#### DATA

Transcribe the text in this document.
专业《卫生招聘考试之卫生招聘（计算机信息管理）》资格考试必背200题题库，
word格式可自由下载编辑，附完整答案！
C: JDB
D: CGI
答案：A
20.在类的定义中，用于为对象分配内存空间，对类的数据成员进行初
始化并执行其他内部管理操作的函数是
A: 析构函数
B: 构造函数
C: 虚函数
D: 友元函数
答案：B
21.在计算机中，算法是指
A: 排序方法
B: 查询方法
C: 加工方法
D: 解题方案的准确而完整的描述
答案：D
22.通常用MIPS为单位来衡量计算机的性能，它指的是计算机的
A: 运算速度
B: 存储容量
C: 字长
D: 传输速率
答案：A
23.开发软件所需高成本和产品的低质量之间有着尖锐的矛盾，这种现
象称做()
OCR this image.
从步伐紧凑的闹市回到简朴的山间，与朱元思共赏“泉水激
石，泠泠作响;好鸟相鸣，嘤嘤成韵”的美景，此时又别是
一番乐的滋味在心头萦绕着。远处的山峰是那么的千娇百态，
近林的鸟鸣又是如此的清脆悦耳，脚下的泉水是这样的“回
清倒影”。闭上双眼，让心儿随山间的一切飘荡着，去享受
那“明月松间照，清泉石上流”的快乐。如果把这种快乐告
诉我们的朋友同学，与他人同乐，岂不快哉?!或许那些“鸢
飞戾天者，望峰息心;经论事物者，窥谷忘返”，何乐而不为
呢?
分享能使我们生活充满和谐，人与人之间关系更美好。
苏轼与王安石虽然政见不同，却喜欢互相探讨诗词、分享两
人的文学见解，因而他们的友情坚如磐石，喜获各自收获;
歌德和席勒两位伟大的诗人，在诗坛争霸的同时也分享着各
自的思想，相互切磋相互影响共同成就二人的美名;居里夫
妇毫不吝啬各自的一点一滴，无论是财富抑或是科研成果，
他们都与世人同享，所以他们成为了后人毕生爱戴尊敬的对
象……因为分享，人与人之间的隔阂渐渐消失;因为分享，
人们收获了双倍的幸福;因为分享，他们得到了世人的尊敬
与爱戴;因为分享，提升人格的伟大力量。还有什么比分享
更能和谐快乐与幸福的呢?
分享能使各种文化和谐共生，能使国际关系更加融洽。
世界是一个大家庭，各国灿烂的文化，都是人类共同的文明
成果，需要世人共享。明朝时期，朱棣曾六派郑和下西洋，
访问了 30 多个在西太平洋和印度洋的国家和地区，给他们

########

WRITTEN EXERCISE: Reproduce the full listing word for word.

RESULT OF THE EXERCISE:
Transcribe the text in this document.
专业《卫生招聘考试之卫生招聘（计算机信息管理）》资格考试必背200题题库，
word格式可自由下载编辑，附完整答案！
C: JDB
D: CGI
答案：A
20.在类的定义中，用于为对象分配内存空间，对类的数据成员进行初
始化并执行其他内部管理操作的函数是
A: 析构函数
B: 构造函数
C: 虚函数
D: 友元函数
答案：B
21.在计算机中，算法是指
A: 排序方法
B: 查询方法
C: 加工方法
D: 解题方案的准确而完整的描述
答案：D
22.通常用MIPS为单位来衡量计算机的性能，它指的是计算机的
A: 运算速度
B: 存储容量
C: 字长
D: 传输速率
答案：A
23.开发软件所需高成本和产品的低质量之间有着尖锐的矛盾，这种现
象称做()
OCR this image.
从步伐紧凑的闹市回到简朴的山间，与朱元思共赏“泉水激
石，泠泠作响;好鸟相鸣，嘤嘤成韵”的美景，此时又别是
一番乐的滋味在心头萦绕着。远处的山峰是那么的千娇百态，
近林的鸟鸣又是如此的清脆悦耳，脚下的泉水是这样的“回
清倒影”。闭上双眼，让心儿随山间的一切飘荡着，去享受
那“明月松间照，清泉石上流”的快乐。如果把这种快乐告
诉我们的朋友同学，与他人同乐，岂不快哉?!或许那些“鸢
飞戾天者，望峰息心;经论事物者，窥谷忘返”，何乐而不为
呢?
分享能使我们生活充满和谐，人与人之间关系更美好。
苏轼与王安石虽然政见不同，却喜欢互相探讨诗词、分享两
人的文学见解，因而他们的友情坚如磐石，喜获各自收获;
歌德和席勒两位伟大的诗人，在诗坛争霸的同时也分享着各
自的思想，相互切磋相互影响共同成就二人的美名;居里夫
妇毫不吝啬各自的一点一滴，无论是财富抑或是科研成果，
他们都与世人同享，所以他们成为了后人毕生爱戴尊敬的对
象……因为分享，人与人之间的隔阂渐渐消失;因为分享，
人们收获了双倍的幸福;因为分享，他们得到了世人的尊敬
与爱戴;因为分享，提升人格的伟大力量。还有什么比分享
更能和谐快乐与幸福的呢?
分享能使各种文化和谐共生，能使国际关系更加融洽。
世界是一个大家庭，各国灿烂的文化，都是人类共同的文明
成果，需要世人共享。明朝时期，朱棣曾六派郑和下西洋，
访问了 30 多个在西太平洋和印度洋的国家和地区，给他们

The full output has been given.